::: Data shown

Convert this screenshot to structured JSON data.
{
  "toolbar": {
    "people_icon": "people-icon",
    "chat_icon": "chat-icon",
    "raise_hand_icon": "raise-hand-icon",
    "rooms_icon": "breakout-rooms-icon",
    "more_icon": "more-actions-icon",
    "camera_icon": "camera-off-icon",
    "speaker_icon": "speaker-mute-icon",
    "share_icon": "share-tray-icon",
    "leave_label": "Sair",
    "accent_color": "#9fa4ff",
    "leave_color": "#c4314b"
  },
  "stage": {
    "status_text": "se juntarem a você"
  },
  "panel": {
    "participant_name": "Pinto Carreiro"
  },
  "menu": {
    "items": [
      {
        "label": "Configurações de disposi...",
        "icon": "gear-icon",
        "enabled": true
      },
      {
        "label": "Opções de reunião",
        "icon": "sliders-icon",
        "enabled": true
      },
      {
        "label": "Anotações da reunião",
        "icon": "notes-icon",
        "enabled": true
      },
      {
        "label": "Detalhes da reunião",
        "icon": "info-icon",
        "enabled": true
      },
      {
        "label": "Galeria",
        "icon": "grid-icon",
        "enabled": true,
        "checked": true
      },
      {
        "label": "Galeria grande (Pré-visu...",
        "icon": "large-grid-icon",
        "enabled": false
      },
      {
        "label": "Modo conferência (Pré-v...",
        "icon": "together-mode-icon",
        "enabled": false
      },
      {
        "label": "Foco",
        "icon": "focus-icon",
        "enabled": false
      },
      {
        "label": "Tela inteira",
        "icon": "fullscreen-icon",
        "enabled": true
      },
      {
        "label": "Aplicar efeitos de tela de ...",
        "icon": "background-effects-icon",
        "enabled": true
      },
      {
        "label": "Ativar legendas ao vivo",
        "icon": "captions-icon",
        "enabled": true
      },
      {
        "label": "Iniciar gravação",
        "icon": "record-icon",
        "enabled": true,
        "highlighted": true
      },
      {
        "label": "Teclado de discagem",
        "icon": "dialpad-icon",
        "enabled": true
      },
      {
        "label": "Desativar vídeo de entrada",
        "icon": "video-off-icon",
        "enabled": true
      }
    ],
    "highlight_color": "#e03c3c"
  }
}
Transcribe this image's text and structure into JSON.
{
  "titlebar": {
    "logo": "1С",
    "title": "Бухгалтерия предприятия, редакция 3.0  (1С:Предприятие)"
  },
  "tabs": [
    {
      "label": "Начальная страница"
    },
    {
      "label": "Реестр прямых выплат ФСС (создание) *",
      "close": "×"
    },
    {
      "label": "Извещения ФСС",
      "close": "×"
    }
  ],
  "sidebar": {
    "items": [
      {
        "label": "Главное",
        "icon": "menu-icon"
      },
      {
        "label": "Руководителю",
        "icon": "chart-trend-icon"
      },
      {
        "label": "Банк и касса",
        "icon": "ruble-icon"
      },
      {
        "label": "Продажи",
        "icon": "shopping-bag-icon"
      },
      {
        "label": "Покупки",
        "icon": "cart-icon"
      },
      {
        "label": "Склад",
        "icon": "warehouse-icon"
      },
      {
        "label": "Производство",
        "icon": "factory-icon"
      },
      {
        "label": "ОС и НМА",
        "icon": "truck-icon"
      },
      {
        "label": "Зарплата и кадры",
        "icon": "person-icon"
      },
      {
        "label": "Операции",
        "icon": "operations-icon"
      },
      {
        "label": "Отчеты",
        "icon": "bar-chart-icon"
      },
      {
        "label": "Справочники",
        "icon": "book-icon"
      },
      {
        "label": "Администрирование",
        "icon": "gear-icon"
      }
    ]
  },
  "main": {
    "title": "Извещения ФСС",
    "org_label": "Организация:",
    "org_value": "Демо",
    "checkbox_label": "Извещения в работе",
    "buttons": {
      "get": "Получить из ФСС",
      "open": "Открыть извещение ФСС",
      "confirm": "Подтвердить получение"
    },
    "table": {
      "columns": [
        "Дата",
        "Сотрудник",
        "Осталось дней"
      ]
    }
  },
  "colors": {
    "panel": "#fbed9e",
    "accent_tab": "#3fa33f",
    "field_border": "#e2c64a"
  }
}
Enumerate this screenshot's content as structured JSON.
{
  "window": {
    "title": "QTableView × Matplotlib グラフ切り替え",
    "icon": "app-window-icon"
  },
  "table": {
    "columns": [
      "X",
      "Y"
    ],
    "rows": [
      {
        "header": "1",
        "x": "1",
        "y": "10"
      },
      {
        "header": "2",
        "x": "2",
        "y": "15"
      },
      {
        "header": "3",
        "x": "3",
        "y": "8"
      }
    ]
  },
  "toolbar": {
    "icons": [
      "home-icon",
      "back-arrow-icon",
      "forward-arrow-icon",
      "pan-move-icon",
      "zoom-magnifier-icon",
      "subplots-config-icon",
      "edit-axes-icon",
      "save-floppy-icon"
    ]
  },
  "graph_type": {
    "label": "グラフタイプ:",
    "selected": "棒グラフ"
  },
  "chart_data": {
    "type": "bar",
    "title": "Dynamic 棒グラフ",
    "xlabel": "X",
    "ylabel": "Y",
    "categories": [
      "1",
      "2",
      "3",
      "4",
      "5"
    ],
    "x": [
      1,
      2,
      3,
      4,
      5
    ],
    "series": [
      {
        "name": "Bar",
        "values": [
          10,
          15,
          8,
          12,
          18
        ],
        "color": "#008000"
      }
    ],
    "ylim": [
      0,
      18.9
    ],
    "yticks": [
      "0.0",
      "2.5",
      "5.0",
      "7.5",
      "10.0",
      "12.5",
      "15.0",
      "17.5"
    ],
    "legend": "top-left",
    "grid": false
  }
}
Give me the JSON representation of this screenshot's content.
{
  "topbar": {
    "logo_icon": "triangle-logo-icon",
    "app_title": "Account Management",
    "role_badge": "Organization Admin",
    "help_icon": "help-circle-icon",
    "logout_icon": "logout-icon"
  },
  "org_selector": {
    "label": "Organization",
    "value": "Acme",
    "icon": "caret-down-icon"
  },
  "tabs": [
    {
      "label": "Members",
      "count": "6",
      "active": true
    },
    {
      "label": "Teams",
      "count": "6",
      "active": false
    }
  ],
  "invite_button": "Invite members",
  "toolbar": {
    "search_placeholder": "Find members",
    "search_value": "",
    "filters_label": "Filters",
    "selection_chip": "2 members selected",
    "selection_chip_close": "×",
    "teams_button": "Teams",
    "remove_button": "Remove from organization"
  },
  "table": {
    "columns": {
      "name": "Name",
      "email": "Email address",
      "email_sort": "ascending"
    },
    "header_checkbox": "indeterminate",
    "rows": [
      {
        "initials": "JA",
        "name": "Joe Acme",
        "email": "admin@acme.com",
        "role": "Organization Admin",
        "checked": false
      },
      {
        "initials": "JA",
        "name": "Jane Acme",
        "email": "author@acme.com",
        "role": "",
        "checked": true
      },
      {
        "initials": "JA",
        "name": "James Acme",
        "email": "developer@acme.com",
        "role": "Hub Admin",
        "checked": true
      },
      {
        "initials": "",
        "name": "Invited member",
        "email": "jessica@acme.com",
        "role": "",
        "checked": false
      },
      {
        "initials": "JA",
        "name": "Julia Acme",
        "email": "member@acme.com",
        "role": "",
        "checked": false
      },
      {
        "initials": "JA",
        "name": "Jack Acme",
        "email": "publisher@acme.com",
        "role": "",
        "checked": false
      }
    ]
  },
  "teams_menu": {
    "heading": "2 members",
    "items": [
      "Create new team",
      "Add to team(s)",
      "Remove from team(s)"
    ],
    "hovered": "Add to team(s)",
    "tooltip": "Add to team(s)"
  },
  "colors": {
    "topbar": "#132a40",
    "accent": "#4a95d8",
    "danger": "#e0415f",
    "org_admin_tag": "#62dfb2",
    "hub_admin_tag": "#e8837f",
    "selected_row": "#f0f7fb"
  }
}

::::::

→ **What the task asks**
Above are some records. Print them all exactly.

→ **Solved exercise**
Convert this screenshot to structured JSON data.
{
  "toolbar": {
    "people_icon": "people-icon",
    "chat_icon": "chat-icon",
    "raise_hand_icon": "raise-hand-icon",
    "rooms_icon": "breakout-rooms-icon",
    "more_icon": "more-actions-icon",
    "camera_icon": "camera-off-icon",
    "speaker_icon": "speaker-mute-icon",
    "share_icon": "share-tray-icon",
    "leave_label": "Sair",
    "accent_color": "#9fa4ff",
    "leave_color": "#c4314b"
  },
  "stage": {
    "status_text": "se juntarem a você"
  },
  "panel": {
    "participant_name": "Pinto Carreiro"
  },
  "menu": {
    "items": [
      {
        "label": "Configurações de disposi...",
        "icon": "gear-icon",
        "enabled": true
      },
      {
        "label": "Opções de reunião",
        "icon": "sliders-icon",
        "enabled": true
      },
      {
        "label": "Anotações da reunião",
        "icon": "notes-icon",
        "enabled": true
      },
      {
        "label": "Detalhes da reunião",
        "icon": "info-icon",
        "enabled": true
      },
      {
        "label": "Galeria",
        "icon": "grid-icon",
        "enabled": true,
        "checked": true
      },
      {
        "label": "Galeria grande (Pré-visu...",
        "icon": "large-grid-icon",
        "enabled": false
      },
      {
        "label": "Modo conferência (Pré-v...",
        "icon": "together-mode-icon",
        "enabled": false
      },
      {
        "label": "Foco",
        "icon": "focus-icon",
        "enabled": false
      },
      {
        "label": "Tela inteira",
        "icon": "fullscreen-icon",
        "enabled": true
      },
      {
        "label": "Aplicar efeitos de tela de ...",
        "icon": "background-effects-icon",
        "enabled": true
      },
      {
        "label": "Ativar legendas ao vivo",
        "icon": "captions-icon",
        "enabled": true
      },
      {
        "label": "Iniciar gravação",
        "icon": "record-icon",
        "enabled": true,
        "highlighted": true
      },
      {
        "label": "Teclado de discagem",
        "icon": "dialpad-icon",
        "enabled": true
      },
      {
        "label": "Desativar vídeo de entrada",
        "icon": "video-off-icon",
        "enabled": true
      }
    ],
    "highlight_color": "#e03c3c"
  }
}
Transcribe this image's text and structure into JSON.
{
  "titlebar": {
    "logo": "1С",
    "title": "Бухгалтерия предприятия, редакция 3.0  (1С:Предприятие)"
  },
  "tabs": [
    {
      "label": "Начальная страница"
    },
    {
      "label": "Реестр прямых выплат ФСС (создание) *",
      "close": "×"
    },
    {
      "label": "Извещения ФСС",
      "close": "×"
    }
  ],
  "sidebar": {
    "items": [
      {
        "label": "Главное",
        "icon": "menu-icon"
      },
      {
        "label": "Руководителю",
        "icon": "chart-trend-icon"
      },
      {
        "label": "Банк и касса",
        "icon": "ruble-icon"
      },
      {
        "label": "Продажи",
        "icon": "shopping-bag-icon"
      },
      {
        "label": "Покупки",
        "icon": "cart-icon"
      },
      {
        "label": "Склад",
        "icon": "warehouse-icon"
      },
      {
        "label": "Производство",
        "icon": "factory-icon"
      },
      {
        "label": "ОС и НМА",
        "icon": "truck-icon"
      },
      {
        "label": "Зарплата и кадры",
        "icon": "person-icon"
      },
      {
        "label": "Операции",
        "icon": "operations-icon"
      },
      {
        "label": "Отчеты",
        "icon": "bar-chart-icon"
      },
      {
        "label": "Справочники",
        "icon": "book-icon"
      },
      {
        "label": "Администрирование",
        "icon": "gear-icon"
      }
    ]
  },
  "main": {
    "title": "Извещения ФСС",
    "org_label": "Организация:",
    "org_value": "Демо",
    "checkbox_label": "Извещения в работе",
    "buttons": {
      "get": "Получить из ФСС",
      "open": "Открыть извещение ФСС",
      "confirm": "Подтвердить получение"
    },
    "table": {
      "columns": [
        "Дата",
        "Сотрудник",
        "Осталось дней"
      ]
    }
  },
  "colors": {
    "panel": "#fbed9e",
    "accent_tab": "#3fa33f",
    "field_border": "#e2c64a"
  }
}
Enumerate this screenshot's content as structured JSON.
{
  "window": {
    "title": "QTableView × Matplotlib グラフ切り替え",
    "icon": "app-window-icon"
  },
  "table": {
    "columns": [
      "X",
      "Y"
    ],
    "rows": [
      {
        "header": "1",
        "x": "1",
        "y": "10"
      },
      {
        "header": "2",
        "x": "2",
        "y": "15"
      },
      {
        "header": "3",
        "x": "3",
        "y": "8"
      }
    ]
  },
  "toolbar": {
    "icons": [
      "home-icon",
      "back-arrow-icon",
      "forward-arrow-icon",
      "pan-move-icon",
      "zoom-magnifier-icon",
      "subplots-config-icon",
      "edit-axes-icon",
      "save-floppy-icon"
    ]
  },
  "graph_type": {
    "label": "グラフタイプ:",
    "selected": "棒グラフ"
  },
  "chart_data": {
    "type": "bar",
    "title": "Dynamic 棒グラフ",
    "xlabel": "X",
    "ylabel": "Y",
    "categories": [
      "1",
      "2",
      "3",
      "4",
      "5"
    ],
    "x": [
      1,
      2,
      3,
      4,
      5
    ],
    "series": [
      {
        "name": "Bar",
        "values": [
          10,
          15,
          8,
          12,
          18
        ],
        "color": "#008000"
      }
    ],
    "ylim": [
      0,
      18.9
    ],
    "yticks": [
      "0.0",
      "2.5",
      "5.0",
      "7.5",
      "10.0",
      "12.5",
      "15.0",
      "17.5"
    ],
    "legend": "top-left",
    "grid": false
  }
}
Give me the JSON representation of this screenshot's content.
{
  "topbar": {
    "logo_icon": "triangle-logo-icon",
    "app_title": "Account Management",
    "role_badge": "Organization Admin",
    "help_icon": "help-circle-icon",
    "logout_icon": "logout-icon"
  },
  "org_selector": {
    "label": "Organization",
    "value": "Acme",
    "icon": "caret-down-icon"
  },
  "tabs": [
    {
      "label": "Members",
      "count": "6",
      "active": true
    },
    {
      "label": "Teams",
      "count": "6",
      "active": false
    }
  ],
  "invite_button": "Invite members",
  "toolbar": {
    "search_placeholder": "Find members",
    "search_value": "",
    "filters_label": "Filters",
    "selection_chip": "2 members selected",
    "selection_chip_close": "×",
    "teams_button": "Teams",
    "remove_button": "Remove from organization"
  },
  "table": {
    "columns": {
      "name": "Name",
      "email": "Email address",
      "email_sort": "ascending"
    },
    "header_checkbox": "indeterminate",
    "rows": [
      {
        "initials": "JA",
        "name": "Joe Acme",
        "email": "admin@acme.com",
        "role": "Organization Admin",
        "checked": false
      },
      {
        "initials": "JA",
        "name": "Jane Acme",
        "email": "author@acme.com",
        "role": "",
        "checked": true
      },
      {
        "initials": "JA",
        "name": "James Acme",
        "email": "developer@acme.com",
        "role": "Hub Admin",
        "checked": true
      },
      {
        "initials": "",
        "name": "Invited member",
        "email": "jessica@acme.com",
        "role": "",
        "checked": false
      },
      {
        "initials": "JA",
        "name": "Julia Acme",
        "email": "member@acme.com",
        "role": "",
        "checked": false
      },
      {
        "initials": "JA",
        "name": "Jack Acme",
        "email": "publisher@acme.com",
        "role": "",
        "checked": false
      }
    ]
  },
  "teams_menu": {
    "heading": "2 members",
    "items": [
      "Create new team",
      "Add to team(s)",
      "Remove from team(s)"
    ],
    "hovered": "Add to team(s)",
    "tooltip": "Add to team(s)"
  },
  "colors": {
    "topbar": "#132a40",
    "accent": "#4a95d8",
    "danger": "#e0415f",
    "org_admin_tag": "#62dfb2",
    "hub_admin_tag": "#e8837f",
    "selected_row": "#f0f7fb"
  }
}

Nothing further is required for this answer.